Provided information:
....

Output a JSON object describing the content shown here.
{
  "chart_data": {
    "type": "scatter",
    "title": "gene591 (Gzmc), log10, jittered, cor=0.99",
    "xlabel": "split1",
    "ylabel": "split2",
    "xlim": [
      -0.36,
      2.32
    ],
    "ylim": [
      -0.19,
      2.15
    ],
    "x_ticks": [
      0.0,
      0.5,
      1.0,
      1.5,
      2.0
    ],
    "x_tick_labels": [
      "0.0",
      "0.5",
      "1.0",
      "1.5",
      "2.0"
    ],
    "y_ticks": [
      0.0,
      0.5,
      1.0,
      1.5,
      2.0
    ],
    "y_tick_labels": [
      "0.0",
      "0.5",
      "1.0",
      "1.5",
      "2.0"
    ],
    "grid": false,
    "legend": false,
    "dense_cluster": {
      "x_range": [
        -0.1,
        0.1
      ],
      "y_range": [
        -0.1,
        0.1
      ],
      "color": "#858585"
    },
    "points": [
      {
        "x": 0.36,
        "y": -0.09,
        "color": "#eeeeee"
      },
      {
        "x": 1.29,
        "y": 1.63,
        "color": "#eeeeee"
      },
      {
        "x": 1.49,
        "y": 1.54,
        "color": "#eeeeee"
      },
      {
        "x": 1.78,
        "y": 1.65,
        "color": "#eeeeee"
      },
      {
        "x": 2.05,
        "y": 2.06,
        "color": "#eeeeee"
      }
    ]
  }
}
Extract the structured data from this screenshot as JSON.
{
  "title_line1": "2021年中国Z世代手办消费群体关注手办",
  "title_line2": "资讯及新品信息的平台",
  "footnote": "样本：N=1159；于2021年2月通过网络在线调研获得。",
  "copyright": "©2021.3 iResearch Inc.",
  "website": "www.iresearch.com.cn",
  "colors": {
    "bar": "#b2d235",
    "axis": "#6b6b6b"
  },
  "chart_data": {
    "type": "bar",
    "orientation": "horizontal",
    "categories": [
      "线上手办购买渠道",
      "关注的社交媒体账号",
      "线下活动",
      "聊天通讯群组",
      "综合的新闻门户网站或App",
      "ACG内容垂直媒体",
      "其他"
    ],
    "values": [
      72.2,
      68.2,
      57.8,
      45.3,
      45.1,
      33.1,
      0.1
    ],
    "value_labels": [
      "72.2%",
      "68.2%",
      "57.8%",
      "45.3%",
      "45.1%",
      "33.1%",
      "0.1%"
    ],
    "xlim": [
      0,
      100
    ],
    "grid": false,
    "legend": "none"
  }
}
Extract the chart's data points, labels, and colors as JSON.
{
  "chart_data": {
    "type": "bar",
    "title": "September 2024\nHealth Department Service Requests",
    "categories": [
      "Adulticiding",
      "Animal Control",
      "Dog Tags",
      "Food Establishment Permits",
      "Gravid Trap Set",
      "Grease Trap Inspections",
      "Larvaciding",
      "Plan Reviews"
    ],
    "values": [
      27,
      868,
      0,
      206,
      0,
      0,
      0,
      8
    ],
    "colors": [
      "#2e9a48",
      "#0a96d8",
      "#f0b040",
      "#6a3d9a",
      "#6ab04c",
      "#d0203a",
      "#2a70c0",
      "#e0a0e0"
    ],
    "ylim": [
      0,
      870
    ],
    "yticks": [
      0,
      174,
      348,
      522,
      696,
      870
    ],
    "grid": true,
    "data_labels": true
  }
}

....

Exercise task:
Give back the lines above exactly, from the one with "Extract the chart's" through the last line.

Solved exercise:
Extract the chart's data points, labels, and colors as JSON.
{
  "chart_data": {
    "type": "bar",
    "title": "September 2024\nHealth Department Service Requests",
    "categories": [
      "Adulticiding",
      "Animal Control",
      "Dog Tags",
      "Food Establishment Permits",
      "Gravid Trap Set",
      "Grease Trap Inspections",
      "Larvaciding",
      "Plan Reviews"
    ],
    "values": [
      27,
      868,
      0,
      206,
      0,
      0,
      0,
      8
    ],
    "colors": [
      "#2e9a48",
      "#0a96d8",
      "#f0b040",
      "#6a3d9a",
      "#6ab04c",
      "#d0203a",
      "#2a70c0",
      "#e0a0e0"
    ],
    "ylim": [
      0,
      870
    ],
    "yticks": [
      0,
      174,
      348,
      522,
      696,
      870
    ],
    "grid": true,
    "data_labels": true
  }
}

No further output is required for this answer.